TASK INSTRUCTIONS> Give the data again, word for word.

TASK DATA>
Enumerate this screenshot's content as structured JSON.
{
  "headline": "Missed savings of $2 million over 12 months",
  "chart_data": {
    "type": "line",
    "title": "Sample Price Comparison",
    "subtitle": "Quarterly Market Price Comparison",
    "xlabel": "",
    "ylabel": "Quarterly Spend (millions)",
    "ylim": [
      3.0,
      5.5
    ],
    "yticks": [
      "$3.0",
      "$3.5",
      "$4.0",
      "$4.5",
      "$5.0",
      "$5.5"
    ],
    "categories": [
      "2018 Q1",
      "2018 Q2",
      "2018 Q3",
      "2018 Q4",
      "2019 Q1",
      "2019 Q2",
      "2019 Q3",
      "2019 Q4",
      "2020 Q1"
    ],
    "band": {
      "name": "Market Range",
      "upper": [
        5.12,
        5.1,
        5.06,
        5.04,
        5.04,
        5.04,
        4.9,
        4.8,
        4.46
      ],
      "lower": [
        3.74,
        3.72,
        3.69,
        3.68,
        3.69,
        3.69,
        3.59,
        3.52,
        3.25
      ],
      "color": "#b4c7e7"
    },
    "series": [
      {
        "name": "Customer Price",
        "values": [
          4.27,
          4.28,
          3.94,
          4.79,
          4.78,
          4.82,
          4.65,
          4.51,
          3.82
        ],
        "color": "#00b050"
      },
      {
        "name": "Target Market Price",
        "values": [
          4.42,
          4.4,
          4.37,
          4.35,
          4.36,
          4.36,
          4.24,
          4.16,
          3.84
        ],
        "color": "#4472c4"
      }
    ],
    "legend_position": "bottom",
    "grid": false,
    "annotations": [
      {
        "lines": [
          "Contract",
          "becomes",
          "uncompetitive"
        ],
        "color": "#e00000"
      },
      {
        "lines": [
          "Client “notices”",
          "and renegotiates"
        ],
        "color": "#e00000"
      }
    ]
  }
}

REPLY TO THE TASK>
Enumerate this screenshot's content as structured JSON.
{
  "headline": "Missed savings of $2 million over 12 months",
  "chart_data": {
    "type": "line",
    "title": "Sample Price Comparison",
    "subtitle": "Quarterly Market Price Comparison",
    "xlabel": "",
    "ylabel": "Quarterly Spend (millions)",
    "ylim": [
      3.0,
      5.5
    ],
    "yticks": [
      "$3.0",
      "$3.5",
      "$4.0",
      "$4.5",
      "$5.0",
      "$5.5"
    ],
    "categories": [
      "2018 Q1",
      "2018 Q2",
      "2018 Q3",
      "2018 Q4",
      "2019 Q1",
      "2019 Q2",
      "2019 Q3",
      "2019 Q4",
      "2020 Q1"
    ],
    "band": {
      "name": "Market Range",
      "upper": [
        5.12,
        5.1,
        5.06,
        5.04,
        5.04,
        5.04,
        4.9,
        4.8,
        4.46
      ],
      "lower": [
        3.74,
        3.72,
        3.69,
        3.68,
        3.69,
        3.69,
        3.59,
        3.52,
        3.25
      ],
      "color": "#b4c7e7"
    },
    "series": [
      {
        "name": "Customer Price",
        "values": [
          4.27,
          4.28,
          3.94,
          4.79,
          4.78,
          4.82,
          4.65,
          4.51,
          3.82
        ],
        "color": "#00b050"
      },
      {
        "name": "Target Market Price",
        "values": [
          4.42,
          4.4,
          4.37,
          4.35,
          4.36,
          4.36,
          4.24,
          4.16,
          3.84
        ],
        "color": "#4472c4"
      }
    ],
    "legend_position": "bottom",
    "grid": false,
    "annotations": [
      {
        "lines": [
          "Contract",
          "becomes",
          "uncompetitive"
        ],
        "color": "#e00000"
      },
      {
        "lines": [
          "Client “notices”",
          "and renegotiates"
        ],
        "color": "#e00000"
      }
    ]
  }
}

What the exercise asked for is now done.